## TASK SET
**a.** Swap "Google" for "Bing" in the article on hotel metasearch spending, starting with "A TREND DRIVEN" and going on through "advertising on it.".
**b.** Using the article on hotel metasearch spending, answer these questions:
(i) By how much, on average year over year, has hotel companies' metasearch ad spending on DerbySoft's platform risen?
(ii) What is Ken Nishizu's position at DerbySoft?
(iii) In what year did Trivago flatline?

── EXCERPT ──

Many hotel groups are directing more of their ad budgets toward price-comparison search sites. That’s a boon for vendors providing connectivity and automation services. But it’s also a welcome, if still modest, injection for metasearch players like Trivago that have recently been struggling. – Sean O’Neill for Skift
Skift Editorial, July 25, 2019 (edited): … Online travel agencies continue to dominate overall advertising spend in metasearch. Hotel companies still generate only a minority share of the ad buys on Kayak, Skyscanner, TripAdvisor, Trivago, Qunar, and Wego, experts said. A multi-year pullback in spending by online travel agencies like Booking.com has put the hotel metasearch model in trouble, as Skift has reported.
But if you focus on hotel companies, a parallel trend seems to be emerging.
Several vendors we spoke with said they’ve seen a rise in the number of hotel companies making use of their connections to metasearch.
For instance, DerbySoft said that metasearch ad spending on its platform by hotel companies is on average up 34 percent, year-over-year.
“We continue to see strong shifts of ad spend into the metasearch channel as a category,” said Ken Nishizu, vice president and general manager of marketing services at DerbySoft.
“Organic growth in traffic to metasearch channels and the ever-evolving ability to manipulate spend more granularly is very attractive to hotel companies,” said Nishizu.
A TREND DRIVEN BY HOTEL COMPANIES
Official figures on hotel metasearch spending are elusive. Google doesn’t break out its figures. TripAdvisor has been somewhat slow to capitalize on its large audience to become a top destination for purchases by travelers. Trivago, for its part, flatlined in 2017 after online travel giants like Booking.com pulled back from advertising on it.

───
── SUPPLIED DATA ──

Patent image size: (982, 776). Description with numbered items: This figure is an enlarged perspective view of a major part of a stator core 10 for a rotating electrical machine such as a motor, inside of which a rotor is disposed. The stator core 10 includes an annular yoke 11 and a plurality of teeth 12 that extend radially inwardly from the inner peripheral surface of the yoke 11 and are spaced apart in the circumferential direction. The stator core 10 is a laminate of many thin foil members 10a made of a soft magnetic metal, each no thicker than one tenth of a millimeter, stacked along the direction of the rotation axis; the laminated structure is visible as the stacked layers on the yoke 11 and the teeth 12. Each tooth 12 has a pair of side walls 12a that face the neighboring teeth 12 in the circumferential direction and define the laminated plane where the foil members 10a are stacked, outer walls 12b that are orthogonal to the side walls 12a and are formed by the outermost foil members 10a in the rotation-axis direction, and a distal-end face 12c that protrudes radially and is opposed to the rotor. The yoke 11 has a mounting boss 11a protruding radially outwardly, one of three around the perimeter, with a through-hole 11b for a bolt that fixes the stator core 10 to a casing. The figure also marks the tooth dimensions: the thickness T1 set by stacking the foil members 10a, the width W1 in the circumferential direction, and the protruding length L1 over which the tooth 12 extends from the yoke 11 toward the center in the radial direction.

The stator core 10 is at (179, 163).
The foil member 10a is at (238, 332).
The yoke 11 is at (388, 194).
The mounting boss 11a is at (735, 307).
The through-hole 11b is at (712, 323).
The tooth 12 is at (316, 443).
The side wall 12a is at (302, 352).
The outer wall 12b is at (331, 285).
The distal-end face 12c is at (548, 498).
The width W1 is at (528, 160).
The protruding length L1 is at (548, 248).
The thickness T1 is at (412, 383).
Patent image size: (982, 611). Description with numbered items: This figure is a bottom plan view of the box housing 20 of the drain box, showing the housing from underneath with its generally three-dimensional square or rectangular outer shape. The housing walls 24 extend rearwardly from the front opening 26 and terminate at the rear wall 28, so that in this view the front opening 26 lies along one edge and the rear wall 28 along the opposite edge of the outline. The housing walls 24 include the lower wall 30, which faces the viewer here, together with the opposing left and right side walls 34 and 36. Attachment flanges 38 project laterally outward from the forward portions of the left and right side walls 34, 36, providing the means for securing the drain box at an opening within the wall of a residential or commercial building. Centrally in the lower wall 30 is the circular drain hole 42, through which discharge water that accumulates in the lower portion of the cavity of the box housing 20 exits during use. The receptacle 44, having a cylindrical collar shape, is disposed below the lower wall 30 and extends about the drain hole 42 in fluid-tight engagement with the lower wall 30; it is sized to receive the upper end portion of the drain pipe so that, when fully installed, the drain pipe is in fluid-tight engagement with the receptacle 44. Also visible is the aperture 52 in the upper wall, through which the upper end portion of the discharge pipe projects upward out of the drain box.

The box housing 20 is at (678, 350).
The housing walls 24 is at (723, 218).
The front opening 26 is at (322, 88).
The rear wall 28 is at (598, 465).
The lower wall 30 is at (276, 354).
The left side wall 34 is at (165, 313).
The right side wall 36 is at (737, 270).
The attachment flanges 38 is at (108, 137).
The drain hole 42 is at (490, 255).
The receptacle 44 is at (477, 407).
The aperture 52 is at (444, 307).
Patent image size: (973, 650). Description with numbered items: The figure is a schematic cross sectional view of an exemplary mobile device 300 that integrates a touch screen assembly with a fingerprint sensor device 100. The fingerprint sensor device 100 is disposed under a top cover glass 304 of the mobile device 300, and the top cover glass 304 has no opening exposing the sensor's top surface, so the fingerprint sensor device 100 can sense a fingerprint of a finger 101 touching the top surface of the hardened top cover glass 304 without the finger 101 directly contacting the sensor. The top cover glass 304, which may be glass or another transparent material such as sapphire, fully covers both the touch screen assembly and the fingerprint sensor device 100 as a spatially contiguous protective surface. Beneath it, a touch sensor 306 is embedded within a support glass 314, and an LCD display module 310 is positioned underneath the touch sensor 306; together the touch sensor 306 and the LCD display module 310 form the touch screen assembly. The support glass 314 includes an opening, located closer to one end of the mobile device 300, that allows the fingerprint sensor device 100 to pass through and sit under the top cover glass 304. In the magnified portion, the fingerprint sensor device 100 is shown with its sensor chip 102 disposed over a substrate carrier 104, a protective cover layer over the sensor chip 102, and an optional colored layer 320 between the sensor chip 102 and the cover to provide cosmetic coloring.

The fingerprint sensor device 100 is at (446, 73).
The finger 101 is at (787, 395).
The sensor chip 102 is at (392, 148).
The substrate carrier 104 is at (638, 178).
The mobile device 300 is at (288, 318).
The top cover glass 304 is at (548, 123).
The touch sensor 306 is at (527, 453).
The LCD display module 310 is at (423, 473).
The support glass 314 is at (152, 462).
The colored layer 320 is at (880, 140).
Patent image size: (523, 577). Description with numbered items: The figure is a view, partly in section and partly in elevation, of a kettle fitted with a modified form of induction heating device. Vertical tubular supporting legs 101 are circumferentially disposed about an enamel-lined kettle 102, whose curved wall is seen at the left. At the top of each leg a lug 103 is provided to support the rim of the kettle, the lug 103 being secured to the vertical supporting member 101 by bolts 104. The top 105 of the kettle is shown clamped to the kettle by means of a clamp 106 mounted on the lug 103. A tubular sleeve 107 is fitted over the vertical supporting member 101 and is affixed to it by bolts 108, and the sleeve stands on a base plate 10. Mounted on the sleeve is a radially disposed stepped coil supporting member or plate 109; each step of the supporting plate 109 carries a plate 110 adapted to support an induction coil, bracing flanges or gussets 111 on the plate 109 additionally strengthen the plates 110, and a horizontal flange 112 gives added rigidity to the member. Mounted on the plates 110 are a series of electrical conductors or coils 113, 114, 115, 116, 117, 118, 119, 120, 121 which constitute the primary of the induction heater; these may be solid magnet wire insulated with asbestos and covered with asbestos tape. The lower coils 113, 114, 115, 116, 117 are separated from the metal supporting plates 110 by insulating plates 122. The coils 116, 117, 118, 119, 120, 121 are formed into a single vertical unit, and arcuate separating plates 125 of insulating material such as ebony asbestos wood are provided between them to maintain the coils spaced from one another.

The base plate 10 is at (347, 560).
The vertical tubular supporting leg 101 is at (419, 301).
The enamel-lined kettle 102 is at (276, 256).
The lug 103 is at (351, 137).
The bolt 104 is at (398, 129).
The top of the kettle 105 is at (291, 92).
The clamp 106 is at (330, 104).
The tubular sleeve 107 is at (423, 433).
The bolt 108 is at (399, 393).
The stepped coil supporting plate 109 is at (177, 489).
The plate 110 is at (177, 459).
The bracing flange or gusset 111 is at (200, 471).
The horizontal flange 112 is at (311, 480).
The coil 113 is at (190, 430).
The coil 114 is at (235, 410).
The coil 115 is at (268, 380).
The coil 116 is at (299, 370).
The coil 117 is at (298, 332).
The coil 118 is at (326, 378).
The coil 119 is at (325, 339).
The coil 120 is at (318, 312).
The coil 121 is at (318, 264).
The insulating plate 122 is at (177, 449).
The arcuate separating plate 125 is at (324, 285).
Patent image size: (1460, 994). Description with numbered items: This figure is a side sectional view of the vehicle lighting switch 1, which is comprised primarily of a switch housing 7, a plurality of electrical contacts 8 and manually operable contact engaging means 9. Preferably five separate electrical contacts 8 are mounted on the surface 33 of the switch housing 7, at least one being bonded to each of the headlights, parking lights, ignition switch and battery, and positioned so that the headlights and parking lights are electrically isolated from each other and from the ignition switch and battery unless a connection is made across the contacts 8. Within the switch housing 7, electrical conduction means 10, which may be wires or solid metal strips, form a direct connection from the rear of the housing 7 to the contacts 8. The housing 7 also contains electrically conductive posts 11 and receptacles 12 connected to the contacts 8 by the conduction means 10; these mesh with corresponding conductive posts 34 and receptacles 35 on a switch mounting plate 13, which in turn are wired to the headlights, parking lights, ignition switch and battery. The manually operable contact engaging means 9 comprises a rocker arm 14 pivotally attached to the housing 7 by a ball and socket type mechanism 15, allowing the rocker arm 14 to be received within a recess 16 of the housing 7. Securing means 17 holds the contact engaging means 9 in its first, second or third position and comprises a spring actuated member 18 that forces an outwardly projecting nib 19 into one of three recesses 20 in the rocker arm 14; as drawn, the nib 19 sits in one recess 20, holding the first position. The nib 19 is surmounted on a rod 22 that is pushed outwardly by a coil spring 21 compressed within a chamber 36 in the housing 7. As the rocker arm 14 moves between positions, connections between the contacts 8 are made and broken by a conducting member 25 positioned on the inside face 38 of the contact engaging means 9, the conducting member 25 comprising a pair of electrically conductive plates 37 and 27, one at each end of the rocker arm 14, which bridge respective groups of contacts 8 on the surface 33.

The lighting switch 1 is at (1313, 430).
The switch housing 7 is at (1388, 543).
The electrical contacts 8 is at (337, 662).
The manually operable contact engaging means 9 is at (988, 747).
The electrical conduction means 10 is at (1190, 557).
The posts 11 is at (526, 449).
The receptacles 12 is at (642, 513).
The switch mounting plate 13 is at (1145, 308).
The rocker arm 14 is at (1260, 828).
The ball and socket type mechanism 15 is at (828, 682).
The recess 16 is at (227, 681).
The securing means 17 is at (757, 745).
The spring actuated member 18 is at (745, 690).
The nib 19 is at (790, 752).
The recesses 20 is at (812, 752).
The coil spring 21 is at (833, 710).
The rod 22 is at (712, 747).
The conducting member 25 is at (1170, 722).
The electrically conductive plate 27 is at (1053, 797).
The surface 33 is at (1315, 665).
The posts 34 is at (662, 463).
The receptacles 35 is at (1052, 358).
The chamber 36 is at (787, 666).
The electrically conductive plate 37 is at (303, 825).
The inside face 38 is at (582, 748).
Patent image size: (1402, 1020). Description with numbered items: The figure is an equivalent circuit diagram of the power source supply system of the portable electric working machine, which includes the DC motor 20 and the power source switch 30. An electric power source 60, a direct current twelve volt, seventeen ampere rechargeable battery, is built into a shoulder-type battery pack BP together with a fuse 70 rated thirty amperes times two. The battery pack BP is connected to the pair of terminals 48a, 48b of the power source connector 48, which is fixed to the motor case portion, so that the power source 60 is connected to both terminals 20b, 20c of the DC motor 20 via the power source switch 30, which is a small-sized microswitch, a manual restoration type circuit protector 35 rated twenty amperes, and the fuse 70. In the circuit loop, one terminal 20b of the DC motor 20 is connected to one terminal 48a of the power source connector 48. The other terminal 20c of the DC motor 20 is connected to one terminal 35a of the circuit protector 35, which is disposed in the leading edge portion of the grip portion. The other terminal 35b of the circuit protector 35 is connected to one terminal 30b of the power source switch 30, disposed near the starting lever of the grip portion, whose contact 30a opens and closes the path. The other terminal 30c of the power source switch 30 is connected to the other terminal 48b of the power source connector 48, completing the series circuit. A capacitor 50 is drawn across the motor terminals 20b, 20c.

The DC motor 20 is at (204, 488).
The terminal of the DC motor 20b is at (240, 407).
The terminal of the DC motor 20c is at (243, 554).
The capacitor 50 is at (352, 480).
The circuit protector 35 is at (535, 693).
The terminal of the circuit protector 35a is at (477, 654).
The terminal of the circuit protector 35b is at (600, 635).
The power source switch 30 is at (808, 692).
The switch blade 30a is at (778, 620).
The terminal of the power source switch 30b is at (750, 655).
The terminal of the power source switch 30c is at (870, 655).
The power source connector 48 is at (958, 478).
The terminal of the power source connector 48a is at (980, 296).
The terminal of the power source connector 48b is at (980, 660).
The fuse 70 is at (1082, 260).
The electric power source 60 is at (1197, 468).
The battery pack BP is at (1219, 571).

───

## SOLUTIONS TO THE PROBLEMS
**a.**
A TREND DRIVEN BY HOTEL COMPANIES
Official figures on hotel metasearch spending are elusive. Bing doesn’t break out its figures. TripAdvisor has been somewhat slow to capitalize on its large audience to become a top destination for purchases by travelers. Trivago, for its part, flatlined in 2017 after online travel giants like Booking.com pulled back from advertising on it.

**b.**
(i) 34 percent
(ii) Vice president and general manager of marketing services
(iii) 2017